◆ What to work on ◆
Using the records below, locate all lines containing "anatomical" and return them.

#### Supplied data

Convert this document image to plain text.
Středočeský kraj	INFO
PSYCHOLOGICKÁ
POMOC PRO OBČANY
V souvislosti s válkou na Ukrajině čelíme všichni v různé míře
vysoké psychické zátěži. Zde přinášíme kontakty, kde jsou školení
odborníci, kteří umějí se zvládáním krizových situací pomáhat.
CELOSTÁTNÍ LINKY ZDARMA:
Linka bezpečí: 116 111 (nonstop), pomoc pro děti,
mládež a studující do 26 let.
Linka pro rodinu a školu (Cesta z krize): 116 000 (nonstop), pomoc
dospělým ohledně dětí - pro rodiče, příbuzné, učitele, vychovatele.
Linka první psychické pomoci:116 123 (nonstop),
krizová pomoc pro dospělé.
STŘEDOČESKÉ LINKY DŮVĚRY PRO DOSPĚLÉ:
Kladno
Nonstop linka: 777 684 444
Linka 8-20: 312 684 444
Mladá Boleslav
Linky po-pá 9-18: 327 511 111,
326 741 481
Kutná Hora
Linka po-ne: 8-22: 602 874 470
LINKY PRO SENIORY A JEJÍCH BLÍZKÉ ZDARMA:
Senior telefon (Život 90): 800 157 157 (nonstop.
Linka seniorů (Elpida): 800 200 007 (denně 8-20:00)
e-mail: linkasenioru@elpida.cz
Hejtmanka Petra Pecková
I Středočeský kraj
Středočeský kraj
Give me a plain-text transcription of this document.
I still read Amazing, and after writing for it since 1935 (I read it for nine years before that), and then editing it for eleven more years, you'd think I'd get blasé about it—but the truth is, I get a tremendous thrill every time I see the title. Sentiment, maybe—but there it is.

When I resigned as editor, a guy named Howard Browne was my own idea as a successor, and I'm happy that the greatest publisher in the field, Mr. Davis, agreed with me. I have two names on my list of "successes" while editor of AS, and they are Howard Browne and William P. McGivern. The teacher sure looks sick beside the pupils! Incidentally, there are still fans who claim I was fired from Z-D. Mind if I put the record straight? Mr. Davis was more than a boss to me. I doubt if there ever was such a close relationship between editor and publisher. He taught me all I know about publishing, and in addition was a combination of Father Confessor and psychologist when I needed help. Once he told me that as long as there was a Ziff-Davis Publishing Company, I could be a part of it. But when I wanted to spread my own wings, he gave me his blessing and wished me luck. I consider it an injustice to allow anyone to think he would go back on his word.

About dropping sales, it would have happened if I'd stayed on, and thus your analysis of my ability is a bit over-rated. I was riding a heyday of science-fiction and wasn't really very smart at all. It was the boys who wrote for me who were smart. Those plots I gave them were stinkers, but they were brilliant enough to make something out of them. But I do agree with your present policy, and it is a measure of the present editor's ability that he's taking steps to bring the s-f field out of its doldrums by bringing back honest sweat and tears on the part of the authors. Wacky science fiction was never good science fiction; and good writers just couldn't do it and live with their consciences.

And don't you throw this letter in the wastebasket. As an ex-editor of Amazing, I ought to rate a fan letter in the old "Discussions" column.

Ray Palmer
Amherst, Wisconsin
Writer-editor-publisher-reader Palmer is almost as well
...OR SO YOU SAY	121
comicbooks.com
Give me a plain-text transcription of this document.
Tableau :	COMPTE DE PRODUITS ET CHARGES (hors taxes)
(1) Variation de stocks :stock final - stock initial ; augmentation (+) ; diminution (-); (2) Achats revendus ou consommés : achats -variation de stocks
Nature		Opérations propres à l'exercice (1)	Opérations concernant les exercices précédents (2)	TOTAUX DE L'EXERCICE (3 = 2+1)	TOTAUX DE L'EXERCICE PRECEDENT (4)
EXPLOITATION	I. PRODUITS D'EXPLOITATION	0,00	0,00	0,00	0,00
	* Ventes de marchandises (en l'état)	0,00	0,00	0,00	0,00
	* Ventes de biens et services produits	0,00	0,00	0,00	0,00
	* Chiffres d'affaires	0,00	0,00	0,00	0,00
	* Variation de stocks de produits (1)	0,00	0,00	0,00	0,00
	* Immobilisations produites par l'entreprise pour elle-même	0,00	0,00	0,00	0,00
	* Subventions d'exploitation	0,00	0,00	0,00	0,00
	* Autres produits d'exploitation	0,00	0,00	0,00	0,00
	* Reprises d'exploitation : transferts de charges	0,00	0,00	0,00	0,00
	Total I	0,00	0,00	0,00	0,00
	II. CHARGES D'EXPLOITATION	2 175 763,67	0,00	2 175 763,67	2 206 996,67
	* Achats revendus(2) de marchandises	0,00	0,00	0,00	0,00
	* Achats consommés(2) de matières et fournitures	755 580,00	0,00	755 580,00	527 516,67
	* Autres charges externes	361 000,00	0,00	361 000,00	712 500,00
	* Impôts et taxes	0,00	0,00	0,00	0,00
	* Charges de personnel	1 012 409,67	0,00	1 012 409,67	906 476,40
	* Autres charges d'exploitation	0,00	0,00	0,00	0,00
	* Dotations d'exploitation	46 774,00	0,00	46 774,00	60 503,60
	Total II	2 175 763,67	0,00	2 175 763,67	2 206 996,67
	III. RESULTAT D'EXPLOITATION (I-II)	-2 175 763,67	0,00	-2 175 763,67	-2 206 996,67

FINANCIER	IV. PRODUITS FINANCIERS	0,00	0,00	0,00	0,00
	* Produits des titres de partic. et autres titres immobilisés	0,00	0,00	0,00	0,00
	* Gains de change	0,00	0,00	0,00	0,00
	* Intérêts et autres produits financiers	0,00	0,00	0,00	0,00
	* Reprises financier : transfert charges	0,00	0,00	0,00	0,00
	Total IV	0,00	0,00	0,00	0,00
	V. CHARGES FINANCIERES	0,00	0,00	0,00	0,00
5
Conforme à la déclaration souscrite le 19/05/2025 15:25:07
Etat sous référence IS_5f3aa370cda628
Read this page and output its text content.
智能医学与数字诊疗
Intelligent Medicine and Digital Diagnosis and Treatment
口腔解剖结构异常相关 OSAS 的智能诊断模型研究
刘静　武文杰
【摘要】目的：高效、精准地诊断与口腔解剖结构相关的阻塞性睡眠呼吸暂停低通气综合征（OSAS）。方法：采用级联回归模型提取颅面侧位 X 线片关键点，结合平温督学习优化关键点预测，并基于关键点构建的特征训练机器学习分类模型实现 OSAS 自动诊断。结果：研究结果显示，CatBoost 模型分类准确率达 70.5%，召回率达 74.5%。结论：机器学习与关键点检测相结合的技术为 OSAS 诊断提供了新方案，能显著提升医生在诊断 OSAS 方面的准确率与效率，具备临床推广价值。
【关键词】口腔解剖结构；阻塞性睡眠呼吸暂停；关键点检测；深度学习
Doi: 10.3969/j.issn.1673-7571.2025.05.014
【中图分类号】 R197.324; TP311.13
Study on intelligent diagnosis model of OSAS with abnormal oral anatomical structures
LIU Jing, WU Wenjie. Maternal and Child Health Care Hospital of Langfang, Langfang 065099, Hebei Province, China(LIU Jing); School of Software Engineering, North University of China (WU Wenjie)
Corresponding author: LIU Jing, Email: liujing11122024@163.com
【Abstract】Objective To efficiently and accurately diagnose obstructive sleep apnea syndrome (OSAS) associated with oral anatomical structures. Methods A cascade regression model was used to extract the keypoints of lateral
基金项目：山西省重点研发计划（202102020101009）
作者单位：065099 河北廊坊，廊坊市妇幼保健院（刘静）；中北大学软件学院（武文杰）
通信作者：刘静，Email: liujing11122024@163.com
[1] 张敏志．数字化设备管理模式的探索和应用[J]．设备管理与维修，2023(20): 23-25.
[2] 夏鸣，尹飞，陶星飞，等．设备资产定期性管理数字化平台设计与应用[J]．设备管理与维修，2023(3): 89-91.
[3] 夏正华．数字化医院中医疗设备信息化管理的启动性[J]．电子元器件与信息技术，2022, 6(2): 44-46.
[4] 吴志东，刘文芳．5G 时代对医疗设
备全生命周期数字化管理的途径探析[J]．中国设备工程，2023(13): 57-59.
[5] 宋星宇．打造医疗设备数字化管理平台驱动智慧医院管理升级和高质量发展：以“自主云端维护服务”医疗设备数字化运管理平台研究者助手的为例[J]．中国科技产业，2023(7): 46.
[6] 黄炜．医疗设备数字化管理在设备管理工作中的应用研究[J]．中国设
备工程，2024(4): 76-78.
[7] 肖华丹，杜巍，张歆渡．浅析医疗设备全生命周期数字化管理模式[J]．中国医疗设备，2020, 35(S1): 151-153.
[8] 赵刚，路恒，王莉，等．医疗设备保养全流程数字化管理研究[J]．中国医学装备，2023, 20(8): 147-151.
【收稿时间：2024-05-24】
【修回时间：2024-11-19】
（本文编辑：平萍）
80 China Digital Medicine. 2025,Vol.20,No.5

########

◆ Result of the exercise ◆
Study on intelligent diagnosis model of OSAS with abnormal oral anatomical structures
【Abstract】Objective To efficiently and accurately diagnose obstructive sleep apnea syndrome (OSAS) associated with oral anatomical structures. Methods A cascade regression model was used to extract the keypoints of lateral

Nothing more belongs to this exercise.